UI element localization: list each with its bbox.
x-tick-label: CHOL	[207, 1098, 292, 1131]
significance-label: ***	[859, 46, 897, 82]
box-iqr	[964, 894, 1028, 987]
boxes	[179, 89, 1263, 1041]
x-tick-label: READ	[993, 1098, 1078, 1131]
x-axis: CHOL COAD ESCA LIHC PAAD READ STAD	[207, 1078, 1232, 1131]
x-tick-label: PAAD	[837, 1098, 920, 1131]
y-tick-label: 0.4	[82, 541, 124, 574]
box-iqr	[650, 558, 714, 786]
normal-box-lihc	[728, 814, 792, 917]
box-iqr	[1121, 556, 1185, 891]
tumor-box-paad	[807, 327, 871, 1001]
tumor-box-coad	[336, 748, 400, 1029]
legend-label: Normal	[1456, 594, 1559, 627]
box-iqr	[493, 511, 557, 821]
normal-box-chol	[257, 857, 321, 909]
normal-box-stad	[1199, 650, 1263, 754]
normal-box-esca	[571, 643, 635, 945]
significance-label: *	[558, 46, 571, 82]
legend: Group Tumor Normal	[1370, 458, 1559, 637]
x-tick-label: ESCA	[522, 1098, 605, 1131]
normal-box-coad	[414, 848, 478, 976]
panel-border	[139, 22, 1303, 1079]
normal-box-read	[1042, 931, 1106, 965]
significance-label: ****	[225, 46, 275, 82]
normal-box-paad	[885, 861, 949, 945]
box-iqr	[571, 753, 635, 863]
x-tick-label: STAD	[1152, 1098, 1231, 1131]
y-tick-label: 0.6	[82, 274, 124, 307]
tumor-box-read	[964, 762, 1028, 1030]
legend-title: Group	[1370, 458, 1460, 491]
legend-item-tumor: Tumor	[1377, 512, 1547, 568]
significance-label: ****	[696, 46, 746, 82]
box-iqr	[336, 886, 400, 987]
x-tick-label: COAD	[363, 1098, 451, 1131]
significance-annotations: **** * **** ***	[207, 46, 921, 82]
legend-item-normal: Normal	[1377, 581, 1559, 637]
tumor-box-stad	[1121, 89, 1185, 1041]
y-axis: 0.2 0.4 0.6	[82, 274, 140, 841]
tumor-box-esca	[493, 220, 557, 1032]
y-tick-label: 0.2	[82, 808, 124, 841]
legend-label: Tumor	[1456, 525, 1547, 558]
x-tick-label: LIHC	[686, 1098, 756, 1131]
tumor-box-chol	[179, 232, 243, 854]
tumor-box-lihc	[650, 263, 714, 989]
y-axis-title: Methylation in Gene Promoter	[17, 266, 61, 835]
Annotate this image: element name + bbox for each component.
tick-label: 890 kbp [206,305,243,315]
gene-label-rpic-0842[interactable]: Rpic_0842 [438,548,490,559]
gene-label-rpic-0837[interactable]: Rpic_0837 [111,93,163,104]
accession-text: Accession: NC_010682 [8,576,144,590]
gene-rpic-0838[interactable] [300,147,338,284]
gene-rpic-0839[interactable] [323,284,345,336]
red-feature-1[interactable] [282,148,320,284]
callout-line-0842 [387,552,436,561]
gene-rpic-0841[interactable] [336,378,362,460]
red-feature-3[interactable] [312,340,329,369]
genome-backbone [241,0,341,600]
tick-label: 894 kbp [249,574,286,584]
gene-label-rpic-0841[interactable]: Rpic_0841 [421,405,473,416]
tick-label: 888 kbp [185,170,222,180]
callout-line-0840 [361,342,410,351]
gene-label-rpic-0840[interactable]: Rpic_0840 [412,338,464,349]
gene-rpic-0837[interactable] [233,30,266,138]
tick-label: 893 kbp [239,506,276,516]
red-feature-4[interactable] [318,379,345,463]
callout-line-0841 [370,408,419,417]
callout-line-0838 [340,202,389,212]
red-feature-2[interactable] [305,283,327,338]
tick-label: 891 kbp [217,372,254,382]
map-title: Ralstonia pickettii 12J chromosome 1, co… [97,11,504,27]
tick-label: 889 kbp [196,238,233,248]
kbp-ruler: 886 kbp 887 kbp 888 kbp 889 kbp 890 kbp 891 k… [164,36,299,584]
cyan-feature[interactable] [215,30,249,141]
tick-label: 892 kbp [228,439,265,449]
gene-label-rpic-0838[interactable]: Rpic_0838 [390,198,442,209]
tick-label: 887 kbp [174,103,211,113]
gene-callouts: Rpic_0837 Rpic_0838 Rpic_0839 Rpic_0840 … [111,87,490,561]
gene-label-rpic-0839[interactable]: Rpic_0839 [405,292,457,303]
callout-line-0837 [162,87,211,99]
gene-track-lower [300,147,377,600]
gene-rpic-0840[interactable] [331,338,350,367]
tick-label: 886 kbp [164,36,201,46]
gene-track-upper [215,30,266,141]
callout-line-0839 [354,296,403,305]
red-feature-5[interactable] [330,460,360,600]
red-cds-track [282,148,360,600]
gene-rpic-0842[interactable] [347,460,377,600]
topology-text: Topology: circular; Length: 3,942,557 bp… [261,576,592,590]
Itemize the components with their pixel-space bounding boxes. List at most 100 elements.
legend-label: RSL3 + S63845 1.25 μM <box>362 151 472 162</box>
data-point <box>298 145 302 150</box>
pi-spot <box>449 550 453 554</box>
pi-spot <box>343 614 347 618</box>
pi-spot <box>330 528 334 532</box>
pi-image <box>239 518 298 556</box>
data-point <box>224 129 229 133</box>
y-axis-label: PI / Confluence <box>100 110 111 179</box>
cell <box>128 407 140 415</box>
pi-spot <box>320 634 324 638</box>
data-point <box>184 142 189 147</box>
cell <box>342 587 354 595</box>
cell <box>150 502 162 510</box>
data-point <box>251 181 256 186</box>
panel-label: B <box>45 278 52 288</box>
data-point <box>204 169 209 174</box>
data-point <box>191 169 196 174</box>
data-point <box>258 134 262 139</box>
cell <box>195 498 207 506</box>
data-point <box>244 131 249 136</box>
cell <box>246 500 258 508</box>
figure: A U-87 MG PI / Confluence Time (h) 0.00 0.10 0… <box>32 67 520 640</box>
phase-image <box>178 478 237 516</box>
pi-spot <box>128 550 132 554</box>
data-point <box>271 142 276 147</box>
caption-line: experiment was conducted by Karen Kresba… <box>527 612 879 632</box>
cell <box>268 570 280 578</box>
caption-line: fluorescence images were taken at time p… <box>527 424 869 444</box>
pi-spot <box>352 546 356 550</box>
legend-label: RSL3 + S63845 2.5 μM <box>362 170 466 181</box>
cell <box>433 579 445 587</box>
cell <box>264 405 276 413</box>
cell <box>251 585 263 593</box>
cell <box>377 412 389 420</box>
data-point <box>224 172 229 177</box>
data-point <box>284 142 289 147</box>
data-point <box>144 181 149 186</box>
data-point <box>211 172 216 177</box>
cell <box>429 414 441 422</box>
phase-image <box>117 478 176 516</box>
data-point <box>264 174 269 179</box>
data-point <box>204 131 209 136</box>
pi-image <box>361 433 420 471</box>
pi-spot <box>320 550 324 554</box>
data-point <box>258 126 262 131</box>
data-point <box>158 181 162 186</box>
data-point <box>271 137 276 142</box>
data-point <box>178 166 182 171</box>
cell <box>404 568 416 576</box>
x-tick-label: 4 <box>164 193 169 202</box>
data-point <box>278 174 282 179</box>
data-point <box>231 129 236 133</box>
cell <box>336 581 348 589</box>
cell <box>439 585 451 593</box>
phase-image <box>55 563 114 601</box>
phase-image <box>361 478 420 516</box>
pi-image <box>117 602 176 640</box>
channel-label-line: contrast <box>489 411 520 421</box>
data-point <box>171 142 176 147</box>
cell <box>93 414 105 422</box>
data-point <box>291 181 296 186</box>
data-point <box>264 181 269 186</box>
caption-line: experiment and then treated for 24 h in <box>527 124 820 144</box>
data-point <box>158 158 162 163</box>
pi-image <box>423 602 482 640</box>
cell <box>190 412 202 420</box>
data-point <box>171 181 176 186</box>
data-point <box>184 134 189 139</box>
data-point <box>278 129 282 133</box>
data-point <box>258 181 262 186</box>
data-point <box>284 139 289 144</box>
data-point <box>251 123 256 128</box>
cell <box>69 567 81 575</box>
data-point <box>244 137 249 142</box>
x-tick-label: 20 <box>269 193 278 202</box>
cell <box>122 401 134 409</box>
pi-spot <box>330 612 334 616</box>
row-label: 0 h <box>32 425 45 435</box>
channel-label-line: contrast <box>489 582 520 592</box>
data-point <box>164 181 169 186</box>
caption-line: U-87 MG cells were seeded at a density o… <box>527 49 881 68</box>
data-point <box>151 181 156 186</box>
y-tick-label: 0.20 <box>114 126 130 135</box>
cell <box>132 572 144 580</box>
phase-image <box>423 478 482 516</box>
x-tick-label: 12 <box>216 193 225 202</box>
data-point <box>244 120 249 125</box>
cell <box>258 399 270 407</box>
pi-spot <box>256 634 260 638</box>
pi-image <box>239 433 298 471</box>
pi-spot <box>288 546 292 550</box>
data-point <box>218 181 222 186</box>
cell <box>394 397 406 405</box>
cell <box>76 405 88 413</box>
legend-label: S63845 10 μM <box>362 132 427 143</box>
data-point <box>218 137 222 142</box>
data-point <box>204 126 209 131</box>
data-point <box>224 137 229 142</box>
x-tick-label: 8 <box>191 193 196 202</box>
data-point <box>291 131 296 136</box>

--------------------

Wherever "legend" appears in a line of the entries, copy that line.

=== RESPONSE AREA ===
legend-label: Normal	[1456, 594, 1559, 627]
legend: Group Tumor Normal	[1370, 458, 1559, 637]
legend-title: Group	[1370, 458, 1460, 491]
legend-item-tumor: Tumor	[1377, 512, 1547, 568]
legend-item-normal: Normal	[1377, 581, 1559, 637]
legend-label: Tumor	[1456, 525, 1547, 558]
legend-label: RSL3 + S63845 1.25 μM <box>362 151 472 162</box>
legend-label: RSL3 + S63845 2.5 μM <box>362 170 466 181</box>
legend-label: S63845 10 μM <box>362 132 427 143</box>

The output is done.